Dataset listings of figures:
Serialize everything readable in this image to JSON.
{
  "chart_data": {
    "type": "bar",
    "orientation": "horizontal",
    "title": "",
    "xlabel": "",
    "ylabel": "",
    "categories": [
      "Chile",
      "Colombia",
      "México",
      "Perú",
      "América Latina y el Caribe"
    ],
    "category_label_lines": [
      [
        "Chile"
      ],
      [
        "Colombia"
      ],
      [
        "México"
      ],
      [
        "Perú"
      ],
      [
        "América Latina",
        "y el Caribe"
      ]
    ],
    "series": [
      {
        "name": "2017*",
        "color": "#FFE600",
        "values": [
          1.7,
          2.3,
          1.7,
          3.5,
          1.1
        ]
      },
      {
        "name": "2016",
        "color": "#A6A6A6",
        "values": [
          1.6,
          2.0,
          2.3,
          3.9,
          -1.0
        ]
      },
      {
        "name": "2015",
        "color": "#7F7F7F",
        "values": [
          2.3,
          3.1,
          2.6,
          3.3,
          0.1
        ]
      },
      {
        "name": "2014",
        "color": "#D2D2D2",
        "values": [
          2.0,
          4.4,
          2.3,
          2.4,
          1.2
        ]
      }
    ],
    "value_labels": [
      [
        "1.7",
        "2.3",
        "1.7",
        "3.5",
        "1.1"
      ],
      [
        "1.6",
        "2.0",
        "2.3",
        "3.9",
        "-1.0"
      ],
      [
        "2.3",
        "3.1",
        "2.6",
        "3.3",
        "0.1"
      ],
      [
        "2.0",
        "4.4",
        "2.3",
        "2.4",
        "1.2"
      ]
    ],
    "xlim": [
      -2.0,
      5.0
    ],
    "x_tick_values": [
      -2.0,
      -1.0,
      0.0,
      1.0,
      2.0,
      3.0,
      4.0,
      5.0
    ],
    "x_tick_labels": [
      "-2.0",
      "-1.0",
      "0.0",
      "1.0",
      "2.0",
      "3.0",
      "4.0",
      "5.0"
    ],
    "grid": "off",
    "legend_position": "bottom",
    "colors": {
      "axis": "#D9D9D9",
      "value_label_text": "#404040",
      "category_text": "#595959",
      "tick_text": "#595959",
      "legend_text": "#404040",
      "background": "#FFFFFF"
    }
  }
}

— EXERCISE —
In full and verbatim, repeat the records given above.

— ANSWER —
Serialize everything readable in this image to JSON.
{
  "chart_data": {
    "type": "bar",
    "orientation": "horizontal",
    "title": "",
    "xlabel": "",
    "ylabel": "",
    "categories": [
      "Chile",
      "Colombia",
      "México",
      "Perú",
      "América Latina y el Caribe"
    ],
    "category_label_lines": [
      [
        "Chile"
      ],
      [
        "Colombia"
      ],
      [
        "México"
      ],
      [
        "Perú"
      ],
      [
        "América Latina",
        "y el Caribe"
      ]
    ],
    "series": [
      {
        "name": "2017*",
        "color": "#FFE600",
        "values": [
          1.7,
          2.3,
          1.7,
          3.5,
          1.1
        ]
      },
      {
        "name": "2016",
        "color": "#A6A6A6",
        "values": [
          1.6,
          2.0,
          2.3,
          3.9,
          -1.0
        ]
      },
      {
        "name": "2015",
        "color": "#7F7F7F",
        "values": [
          2.3,
          3.1,
          2.6,
          3.3,
          0.1
        ]
      },
      {
        "name": "2014",
        "color": "#D2D2D2",
        "values": [
          2.0,
          4.4,
          2.3,
          2.4,
          1.2
        ]
      }
    ],
    "value_labels": [
      [
        "1.7",
        "2.3",
        "1.7",
        "3.5",
        "1.1"
      ],
      [
        "1.6",
        "2.0",
        "2.3",
        "3.9",
        "-1.0"
      ],
      [
        "2.3",
        "3.1",
        "2.6",
        "3.3",
        "0.1"
      ],
      [
        "2.0",
        "4.4",
        "2.3",
        "2.4",
        "1.2"
      ]
    ],
    "xlim": [
      -2.0,
      5.0
    ],
    "x_tick_values": [
      -2.0,
      -1.0,
      0.0,
      1.0,
      2.0,
      3.0,
      4.0,
      5.0
    ],
    "x_tick_labels": [
      "-2.0",
      "-1.0",
      "0.0",
      "1.0",
      "2.0",
      "3.0",
      "4.0",
      "5.0"
    ],
    "grid": "off",
    "legend_position": "bottom",
    "colors": {
      "axis": "#D9D9D9",
      "value_label_text": "#404040",
      "category_text": "#595959",
      "tick_text": "#595959",
      "legend_text": "#404040",
      "background": "#FFFFFF"
    }
  }
}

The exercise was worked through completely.